Exercise: Reproduce all entries verbatim, with nothing added or dropped.

The records:
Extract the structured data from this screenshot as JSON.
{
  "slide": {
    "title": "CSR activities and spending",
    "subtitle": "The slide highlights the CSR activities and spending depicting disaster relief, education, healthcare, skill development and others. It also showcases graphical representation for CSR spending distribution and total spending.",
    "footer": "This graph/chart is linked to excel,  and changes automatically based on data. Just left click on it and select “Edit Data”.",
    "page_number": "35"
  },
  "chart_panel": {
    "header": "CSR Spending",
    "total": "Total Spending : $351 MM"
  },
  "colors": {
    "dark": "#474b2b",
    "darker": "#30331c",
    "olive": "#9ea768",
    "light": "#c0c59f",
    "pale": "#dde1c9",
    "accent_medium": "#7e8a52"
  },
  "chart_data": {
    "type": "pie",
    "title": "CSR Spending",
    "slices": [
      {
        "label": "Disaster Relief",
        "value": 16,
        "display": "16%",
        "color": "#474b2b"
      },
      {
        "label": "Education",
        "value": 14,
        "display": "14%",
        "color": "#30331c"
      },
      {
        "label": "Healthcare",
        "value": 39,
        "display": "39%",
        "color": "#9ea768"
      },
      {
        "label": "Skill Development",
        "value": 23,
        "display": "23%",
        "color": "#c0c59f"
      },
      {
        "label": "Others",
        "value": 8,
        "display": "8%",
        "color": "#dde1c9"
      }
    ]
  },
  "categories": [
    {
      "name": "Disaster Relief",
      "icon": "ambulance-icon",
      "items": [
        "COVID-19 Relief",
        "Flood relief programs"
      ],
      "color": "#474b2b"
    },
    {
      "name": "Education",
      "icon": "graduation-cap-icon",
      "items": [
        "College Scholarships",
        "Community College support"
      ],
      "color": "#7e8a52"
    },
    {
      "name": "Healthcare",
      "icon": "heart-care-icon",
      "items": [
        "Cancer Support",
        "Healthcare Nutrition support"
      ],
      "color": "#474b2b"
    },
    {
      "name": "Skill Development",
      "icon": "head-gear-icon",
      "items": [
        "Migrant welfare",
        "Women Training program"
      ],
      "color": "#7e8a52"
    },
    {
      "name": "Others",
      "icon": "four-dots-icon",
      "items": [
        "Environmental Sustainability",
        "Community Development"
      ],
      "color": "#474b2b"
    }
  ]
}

The answer:
Extract the structured data from this screenshot as JSON.
{
  "slide": {
    "title": "CSR activities and spending",
    "subtitle": "The slide highlights the CSR activities and spending depicting disaster relief, education, healthcare, skill development and others. It also showcases graphical representation for CSR spending distribution and total spending.",
    "footer": "This graph/chart is linked to excel,  and changes automatically based on data. Just left click on it and select “Edit Data”.",
    "page_number": "35"
  },
  "chart_panel": {
    "header": "CSR Spending",
    "total": "Total Spending : $351 MM"
  },
  "colors": {
    "dark": "#474b2b",
    "darker": "#30331c",
    "olive": "#9ea768",
    "light": "#c0c59f",
    "pale": "#dde1c9",
    "accent_medium": "#7e8a52"
  },
  "chart_data": {
    "type": "pie",
    "title": "CSR Spending",
    "slices": [
      {
        "label": "Disaster Relief",
        "value": 16,
        "display": "16%",
        "color": "#474b2b"
      },
      {
        "label": "Education",
        "value": 14,
        "display": "14%",
        "color": "#30331c"
      },
      {
        "label": "Healthcare",
        "value": 39,
        "display": "39%",
        "color": "#9ea768"
      },
      {
        "label": "Skill Development",
        "value": 23,
        "display": "23%",
        "color": "#c0c59f"
      },
      {
        "label": "Others",
        "value": 8,
        "display": "8%",
        "color": "#dde1c9"
      }
    ]
  },
  "categories": [
    {
      "name": "Disaster Relief",
      "icon": "ambulance-icon",
      "items": [
        "COVID-19 Relief",
        "Flood relief programs"
      ],
      "color": "#474b2b"
    },
    {
      "name": "Education",
      "icon": "graduation-cap-icon",
      "items": [
        "College Scholarships",
        "Community College support"
      ],
      "color": "#7e8a52"
    },
    {
      "name": "Healthcare",
      "icon": "heart-care-icon",
      "items": [
        "Cancer Support",
        "Healthcare Nutrition support"
      ],
      "color": "#474b2b"
    },
    {
      "name": "Skill Development",
      "icon": "head-gear-icon",
      "items": [
        "Migrant welfare",
        "Women Training program"
      ],
      "color": "#7e8a52"
    },
    {
      "name": "Others",
      "icon": "four-dots-icon",
      "items": [
        "Environmental Sustainability",
        "Community Development"
      ],
      "color": "#474b2b"
    }
  ]
}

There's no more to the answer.